**SOURCE DATA:**
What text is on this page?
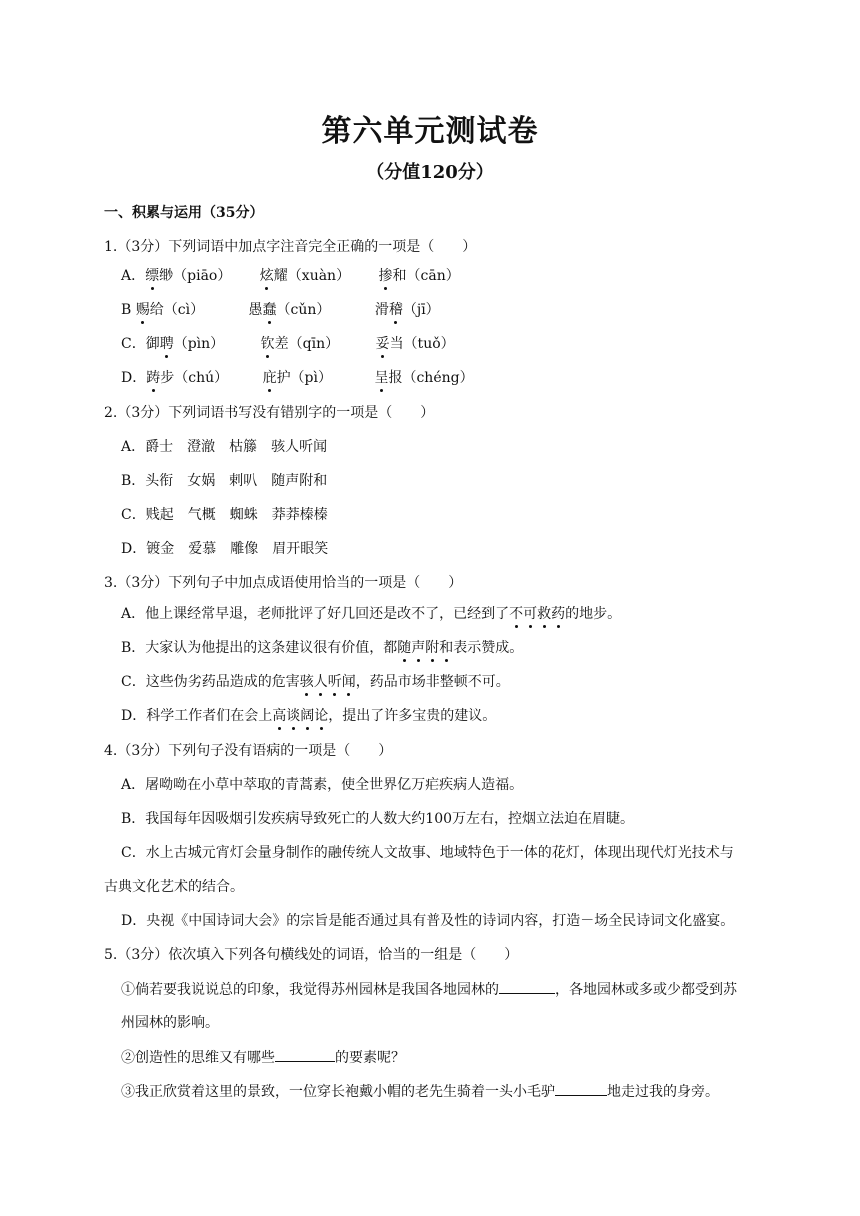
第六单元测试卷
（分值120分）
一、积累与运用（35分）
1.（3分）下列词语中加点字注音完全正确的一项是（　　）
A．缥缈（piāo） 炫耀（xuàn） 掺和（cān）
B 赐给（cì）	愚蠢（cǔn）	滑稽（jī）
C．御聘（pìn）	钦差（qīn）	妥当（tuǒ）
D．踌步（chú） 庇护（pì）	呈报（chéng）
2.（3分）下列词语书写没有错别字的一项是（　　）
A．爵士　澄澈　枯籐　骇人听闻
B．头衔　女娲　剌叭　随声附和
C．贱起　气概　蜘蛛　莽莽榛榛
D．镀金　爱慕　雕像　眉开眼笑
3.（3分）下列句子中加点成语使用恰当的一项是（　　）
A．他上课经常早退，老师批评了好几回还是改不了，已经到了不可救药的地步。
B．大家认为他提出的这条建议很有价值，都随声附和表示赞成。
C．这些伪劣药品造成的危害骇人听闻，药品市场非整顿不可。
D．科学工作者们在会上高谈阔论，提出了许多宝贵的建议。
4.（3分）下列句子没有语病的一项是（　　）
A．屠呦呦在小草中萃取的青蒿素，使全世界亿万疟疾病人造福。
B．我国每年因吸烟引发疾病导致死亡的人数大约100万左右，控烟立法迫在眉睫。
C．水上古城元宵灯会量身制作的融传统人文故事、地域特色于一体的花灯，体现出现代灯光技术与
古典文化艺术的结合。
D．央视《中国诗词大会》的宗旨是能否通过具有普及性的诗词内容，打造－场全民诗词文化盛宴。
5.（3分）依次填入下列各句横线处的词语，恰当的一组是（　　）
①倘若要我说说总的印象，我觉得苏州园林是我国各地园林的	，各地园林或多或少都受到苏
州园林的影响。
②创造性的思维又有哪些	的要素呢？
③我正欣赏着这里的景致，一位穿长袍戴小帽的老先生骑着一头小毛驴	地走过我的身旁。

**INSTRUCTION:** Write out the data precisely as given, excluding the pictures.

**SOLUTION:**
What text is on this page?
第六单元测试卷
（分值120分）
一、积累与运用（35分）
1.（3分）下列词语中加点字注音完全正确的一项是（　　）
A．缥缈（piāo） 炫耀（xuàn） 掺和（cān）
B 赐给（cì）	愚蠢（cǔn）	滑稽（jī）
C．御聘（pìn）	钦差（qīn）	妥当（tuǒ）
D．踌步（chú） 庇护（pì）	呈报（chéng）
2.（3分）下列词语书写没有错别字的一项是（　　）
A．爵士　澄澈　枯籐　骇人听闻
B．头衔　女娲　剌叭　随声附和
C．贱起　气概　蜘蛛　莽莽榛榛
D．镀金　爱慕　雕像　眉开眼笑
3.（3分）下列句子中加点成语使用恰当的一项是（　　）
A．他上课经常早退，老师批评了好几回还是改不了，已经到了不可救药的地步。
B．大家认为他提出的这条建议很有价值，都随声附和表示赞成。
C．这些伪劣药品造成的危害骇人听闻，药品市场非整顿不可。
D．科学工作者们在会上高谈阔论，提出了许多宝贵的建议。
4.（3分）下列句子没有语病的一项是（　　）
A．屠呦呦在小草中萃取的青蒿素，使全世界亿万疟疾病人造福。
B．我国每年因吸烟引发疾病导致死亡的人数大约100万左右，控烟立法迫在眉睫。
C．水上古城元宵灯会量身制作的融传统人文故事、地域特色于一体的花灯，体现出现代灯光技术与
古典文化艺术的结合。
D．央视《中国诗词大会》的宗旨是能否通过具有普及性的诗词内容，打造－场全民诗词文化盛宴。
5.（3分）依次填入下列各句横线处的词语，恰当的一组是（　　）
①倘若要我说说总的印象，我觉得苏州园林是我国各地园林的	，各地园林或多或少都受到苏
州园林的影响。
②创造性的思维又有哪些	的要素呢？
③我正欣赏着这里的景致，一位穿长袍戴小帽的老先生骑着一头小毛驴	地走过我的身旁。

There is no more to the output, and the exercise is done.